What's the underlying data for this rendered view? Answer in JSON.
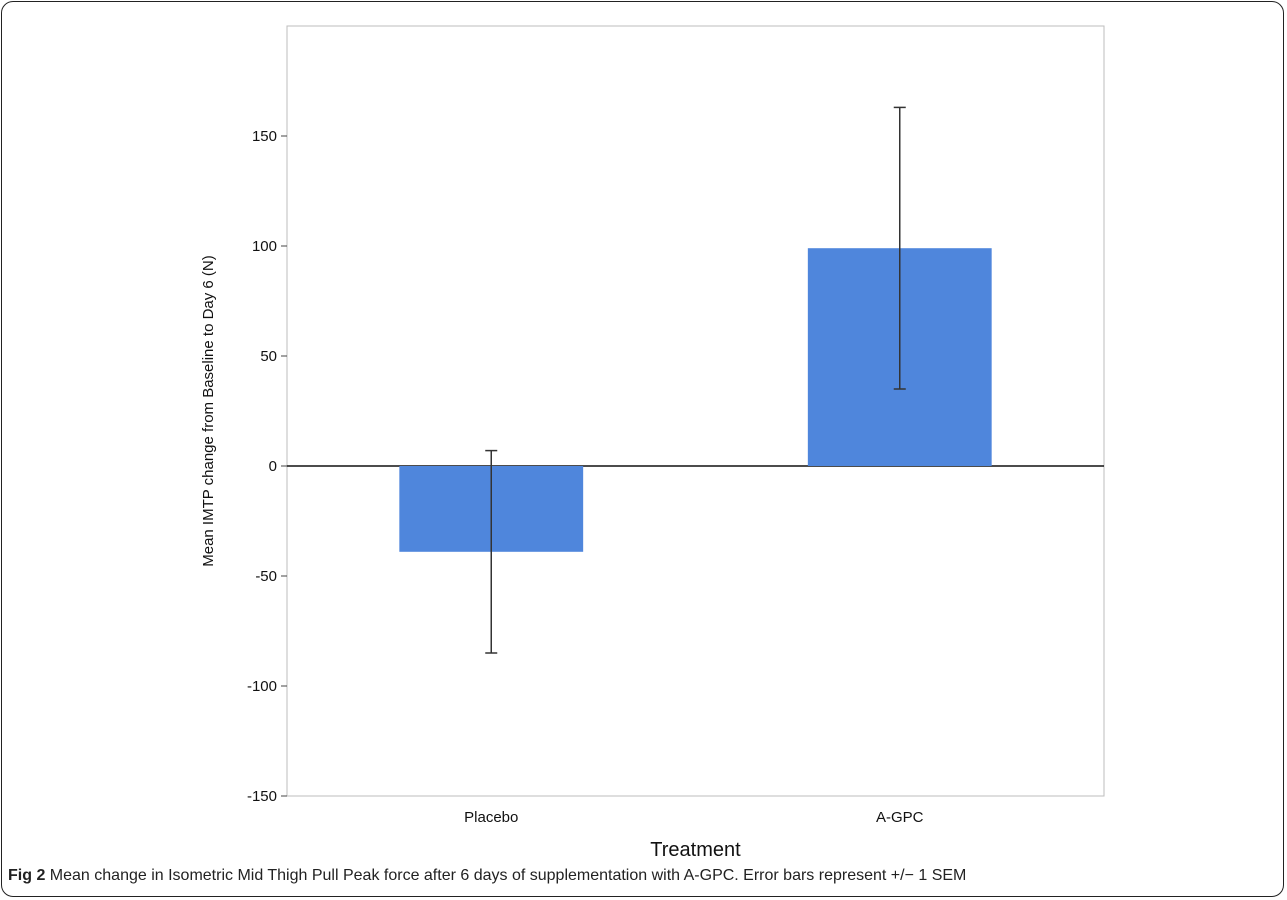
{
  "caption": {
    "label": "Fig 2",
    "text": "Mean change in Isometric Mid Thigh Pull Peak force after 6 days of supplementation with A-GPC. Error bars represent +/− 1 SEM"
  },
  "chart_data": {
    "type": "bar",
    "title": "",
    "xlabel": "Treatment",
    "ylabel": "Mean IMTP change from Baseline to Day 6 (N)",
    "categories": [
      "Placebo",
      "A-GPC"
    ],
    "values": [
      -39,
      99
    ],
    "error_lower": [
      -85,
      35
    ],
    "error_upper": [
      7,
      163
    ],
    "ylim": [
      -150,
      200
    ],
    "yticks": [
      -150,
      -100,
      -50,
      0,
      50,
      100,
      150
    ],
    "grid": false,
    "bar_color": "#4f86dc",
    "legend": "none"
  }
}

* _Required work_
Go through the data above and find the lines with the word "Mean". Copy each of those lines.

* _Exercise solution_
    "text": "Mean change in Isometric Mid Thigh Pull Peak force after 6 days of supplementation with A-GPC. Error bars represent +/− 1 SEM"
    "ylabel": "Mean IMTP change from Baseline to Day 6 (N)",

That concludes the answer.